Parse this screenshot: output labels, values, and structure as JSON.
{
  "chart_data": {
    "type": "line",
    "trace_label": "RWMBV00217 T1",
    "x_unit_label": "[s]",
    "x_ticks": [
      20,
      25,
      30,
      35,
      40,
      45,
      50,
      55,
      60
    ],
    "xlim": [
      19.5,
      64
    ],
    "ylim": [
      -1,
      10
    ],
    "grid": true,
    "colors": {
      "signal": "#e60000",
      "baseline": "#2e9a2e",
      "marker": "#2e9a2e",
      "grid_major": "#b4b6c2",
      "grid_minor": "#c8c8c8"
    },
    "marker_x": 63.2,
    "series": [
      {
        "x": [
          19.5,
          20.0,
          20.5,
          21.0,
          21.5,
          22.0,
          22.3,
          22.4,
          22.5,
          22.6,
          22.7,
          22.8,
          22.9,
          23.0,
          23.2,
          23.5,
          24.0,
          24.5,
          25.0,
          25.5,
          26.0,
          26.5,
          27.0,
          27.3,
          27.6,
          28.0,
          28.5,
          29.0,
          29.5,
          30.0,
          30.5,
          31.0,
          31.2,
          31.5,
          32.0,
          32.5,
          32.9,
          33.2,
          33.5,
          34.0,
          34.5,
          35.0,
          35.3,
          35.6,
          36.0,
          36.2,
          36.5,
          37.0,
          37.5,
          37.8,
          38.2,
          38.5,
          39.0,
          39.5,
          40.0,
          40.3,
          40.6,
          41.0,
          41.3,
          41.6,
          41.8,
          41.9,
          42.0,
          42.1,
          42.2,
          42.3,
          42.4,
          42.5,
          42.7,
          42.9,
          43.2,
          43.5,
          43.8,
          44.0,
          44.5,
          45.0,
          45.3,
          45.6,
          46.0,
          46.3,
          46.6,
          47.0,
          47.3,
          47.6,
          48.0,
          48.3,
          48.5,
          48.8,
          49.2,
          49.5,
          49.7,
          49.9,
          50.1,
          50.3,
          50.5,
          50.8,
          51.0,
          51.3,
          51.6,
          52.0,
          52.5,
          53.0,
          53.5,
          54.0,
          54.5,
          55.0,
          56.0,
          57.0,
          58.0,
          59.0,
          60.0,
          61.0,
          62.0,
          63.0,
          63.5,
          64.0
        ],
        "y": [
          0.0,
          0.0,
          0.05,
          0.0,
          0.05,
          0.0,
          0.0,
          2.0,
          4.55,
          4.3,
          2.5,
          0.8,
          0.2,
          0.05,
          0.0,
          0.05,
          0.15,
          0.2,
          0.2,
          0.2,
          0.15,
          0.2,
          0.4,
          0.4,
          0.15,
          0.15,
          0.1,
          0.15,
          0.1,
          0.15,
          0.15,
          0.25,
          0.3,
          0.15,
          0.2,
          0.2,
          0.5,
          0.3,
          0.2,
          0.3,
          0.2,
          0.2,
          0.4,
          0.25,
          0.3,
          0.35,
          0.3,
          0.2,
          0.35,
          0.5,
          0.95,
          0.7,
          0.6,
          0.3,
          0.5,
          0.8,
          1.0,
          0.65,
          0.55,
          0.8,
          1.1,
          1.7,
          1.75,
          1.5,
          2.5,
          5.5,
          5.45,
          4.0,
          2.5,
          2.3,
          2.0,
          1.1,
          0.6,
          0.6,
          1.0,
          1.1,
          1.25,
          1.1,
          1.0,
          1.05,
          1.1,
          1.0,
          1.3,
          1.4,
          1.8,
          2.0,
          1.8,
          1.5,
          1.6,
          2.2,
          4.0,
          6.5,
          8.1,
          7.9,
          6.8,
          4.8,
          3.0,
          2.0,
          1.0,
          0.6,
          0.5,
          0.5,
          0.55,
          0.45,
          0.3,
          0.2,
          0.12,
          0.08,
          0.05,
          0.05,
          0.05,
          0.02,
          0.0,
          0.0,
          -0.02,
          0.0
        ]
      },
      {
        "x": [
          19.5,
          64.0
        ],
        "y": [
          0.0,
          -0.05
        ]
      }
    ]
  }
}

Objective
Take the lines above and retype all of them exactly.

Answer in full
Parse this screenshot: output labels, values, and structure as JSON.
{
  "chart_data": {
    "type": "line",
    "trace_label": "RWMBV00217 T1",
    "x_unit_label": "[s]",
    "x_ticks": [
      20,
      25,
      30,
      35,
      40,
      45,
      50,
      55,
      60
    ],
    "xlim": [
      19.5,
      64
    ],
    "ylim": [
      -1,
      10
    ],
    "grid": true,
    "colors": {
      "signal": "#e60000",
      "baseline": "#2e9a2e",
      "marker": "#2e9a2e",
      "grid_major": "#b4b6c2",
      "grid_minor": "#c8c8c8"
    },
    "marker_x": 63.2,
    "series": [
      {
        "x": [
          19.5,
          20.0,
          20.5,
          21.0,
          21.5,
          22.0,
          22.3,
          22.4,
          22.5,
          22.6,
          22.7,
          22.8,
          22.9,
          23.0,
          23.2,
          23.5,
          24.0,
          24.5,
          25.0,
          25.5,
          26.0,
          26.5,
          27.0,
          27.3,
          27.6,
          28.0,
          28.5,
          29.0,
          29.5,
          30.0,
          30.5,
          31.0,
          31.2,
          31.5,
          32.0,
          32.5,
          32.9,
          33.2,
          33.5,
          34.0,
          34.5,
          35.0,
          35.3,
          35.6,
          36.0,
          36.2,
          36.5,
          37.0,
          37.5,
          37.8,
          38.2,
          38.5,
          39.0,
          39.5,
          40.0,
          40.3,
          40.6,
          41.0,
          41.3,
          41.6,
          41.8,
          41.9,
          42.0,
          42.1,
          42.2,
          42.3,
          42.4,
          42.5,
          42.7,
          42.9,
          43.2,
          43.5,
          43.8,
          44.0,
          44.5,
          45.0,
          45.3,
          45.6,
          46.0,
          46.3,
          46.6,
          47.0,
          47.3,
          47.6,
          48.0,
          48.3,
          48.5,
          48.8,
          49.2,
          49.5,
          49.7,
          49.9,
          50.1,
          50.3,
          50.5,
          50.8,
          51.0,
          51.3,
          51.6,
          52.0,
          52.5,
          53.0,
          53.5,
          54.0,
          54.5,
          55.0,
          56.0,
          57.0,
          58.0,
          59.0,
          60.0,
          61.0,
          62.0,
          63.0,
          63.5,
          64.0
        ],
        "y": [
          0.0,
          0.0,
          0.05,
          0.0,
          0.05,
          0.0,
          0.0,
          2.0,
          4.55,
          4.3,
          2.5,
          0.8,
          0.2,
          0.05,
          0.0,
          0.05,
          0.15,
          0.2,
          0.2,
          0.2,
          0.15,
          0.2,
          0.4,
          0.4,
          0.15,
          0.15,
          0.1,
          0.15,
          0.1,
          0.15,
          0.15,
          0.25,
          0.3,
          0.15,
          0.2,
          0.2,
          0.5,
          0.3,
          0.2,
          0.3,
          0.2,
          0.2,
          0.4,
          0.25,
          0.3,
          0.35,
          0.3,
          0.2,
          0.35,
          0.5,
          0.95,
          0.7,
          0.6,
          0.3,
          0.5,
          0.8,
          1.0,
          0.65,
          0.55,
          0.8,
          1.1,
          1.7,
          1.75,
          1.5,
          2.5,
          5.5,
          5.45,
          4.0,
          2.5,
          2.3,
          2.0,
          1.1,
          0.6,
          0.6,
          1.0,
          1.1,
          1.25,
          1.1,
          1.0,
          1.05,
          1.1,
          1.0,
          1.3,
          1.4,
          1.8,
          2.0,
          1.8,
          1.5,
          1.6,
          2.2,
          4.0,
          6.5,
          8.1,
          7.9,
          6.8,
          4.8,
          3.0,
          2.0,
          1.0,
          0.6,
          0.5,
          0.5,
          0.55,
          0.45,
          0.3,
          0.2,
          0.12,
          0.08,
          0.05,
          0.05,
          0.05,
          0.02,
          0.0,
          0.0,
          -0.02,
          0.0
        ]
      },
      {
        "x": [
          19.5,
          64.0
        ],
        "y": [
          0.0,
          -0.05
        ]
      }
    ]
  }
}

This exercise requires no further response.